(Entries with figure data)
start

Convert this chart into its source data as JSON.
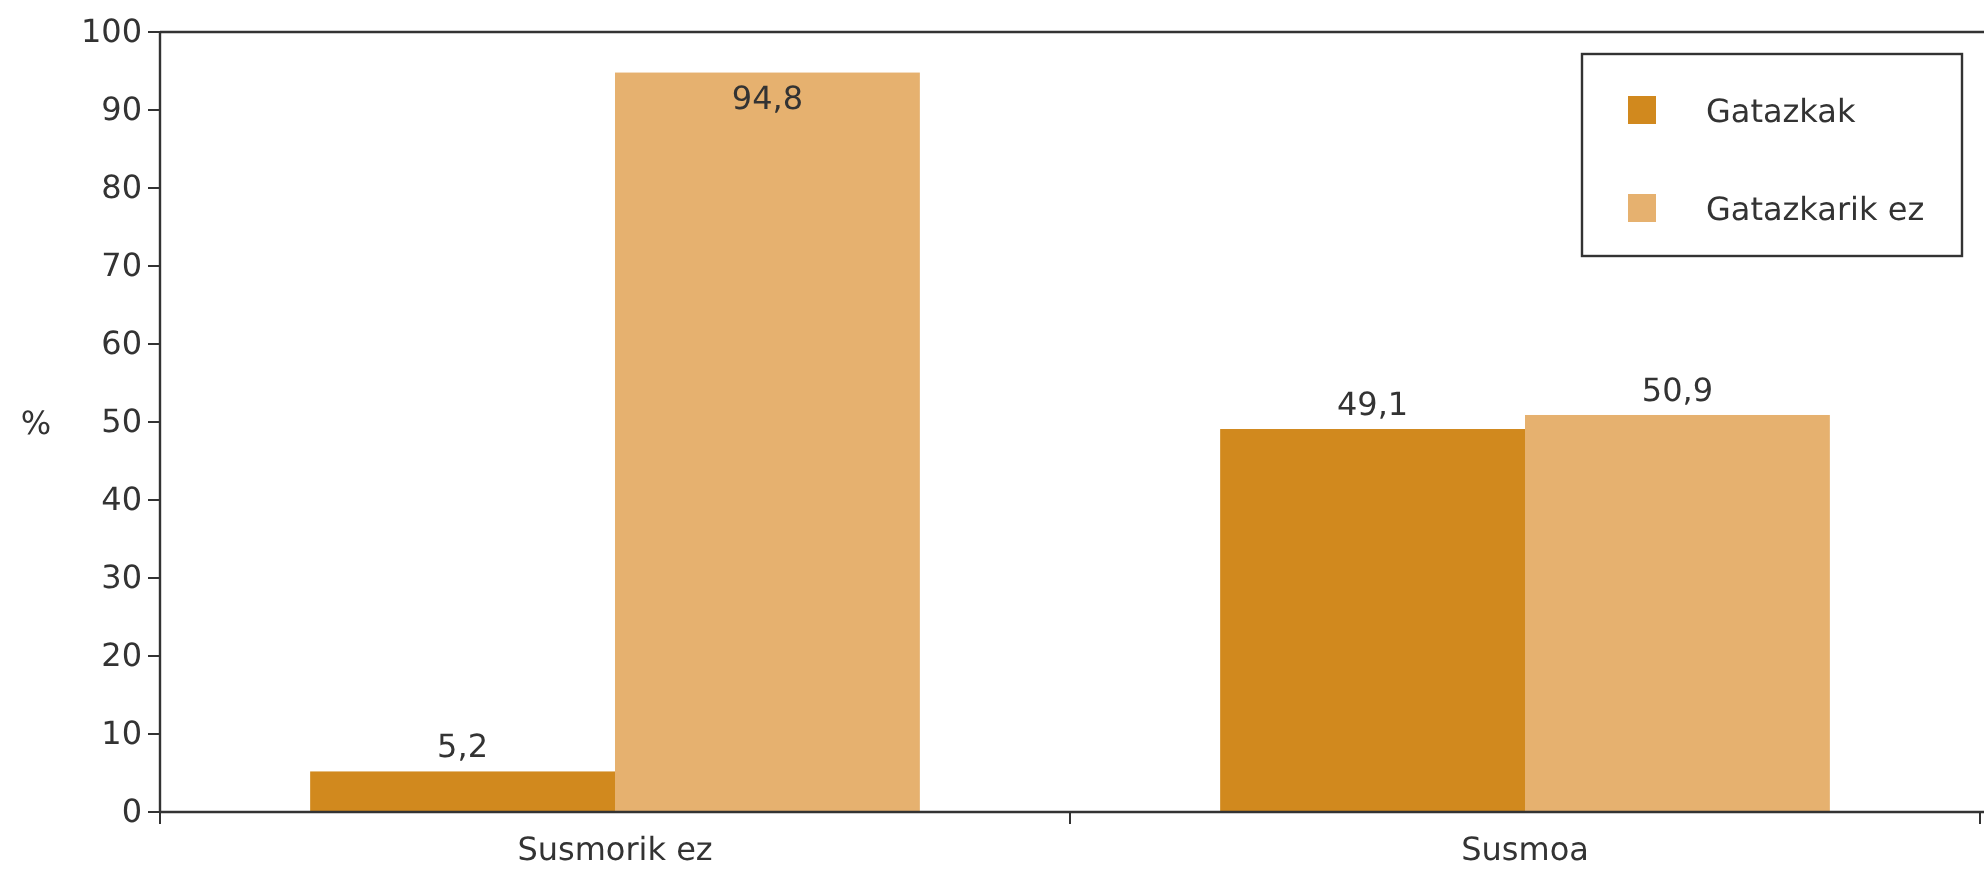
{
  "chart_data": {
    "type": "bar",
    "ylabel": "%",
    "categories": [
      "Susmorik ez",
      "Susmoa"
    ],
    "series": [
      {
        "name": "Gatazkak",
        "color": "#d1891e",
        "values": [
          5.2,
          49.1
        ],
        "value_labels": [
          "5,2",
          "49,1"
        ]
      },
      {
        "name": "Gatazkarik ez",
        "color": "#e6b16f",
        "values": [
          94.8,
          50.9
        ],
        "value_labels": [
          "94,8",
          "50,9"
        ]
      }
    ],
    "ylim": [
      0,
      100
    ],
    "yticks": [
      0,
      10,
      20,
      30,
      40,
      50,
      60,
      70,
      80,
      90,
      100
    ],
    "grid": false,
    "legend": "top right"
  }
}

end

What you will do
Omit any images, then output the listing exactly.

Correct response
Convert this chart into its source data as JSON.
{
  "chart_data": {
    "type": "bar",
    "ylabel": "%",
    "categories": [
      "Susmorik ez",
      "Susmoa"
    ],
    "series": [
      {
        "name": "Gatazkak",
        "color": "#d1891e",
        "values": [
          5.2,
          49.1
        ],
        "value_labels": [
          "5,2",
          "49,1"
        ]
      },
      {
        "name": "Gatazkarik ez",
        "color": "#e6b16f",
        "values": [
          94.8,
          50.9
        ],
        "value_labels": [
          "94,8",
          "50,9"
        ]
      }
    ],
    "ylim": [
      0,
      100
    ],
    "yticks": [
      0,
      10,
      20,
      30,
      40,
      50,
      60,
      70,
      80,
      90,
      100
    ],
    "grid": false,
    "legend": "top right"
  }
}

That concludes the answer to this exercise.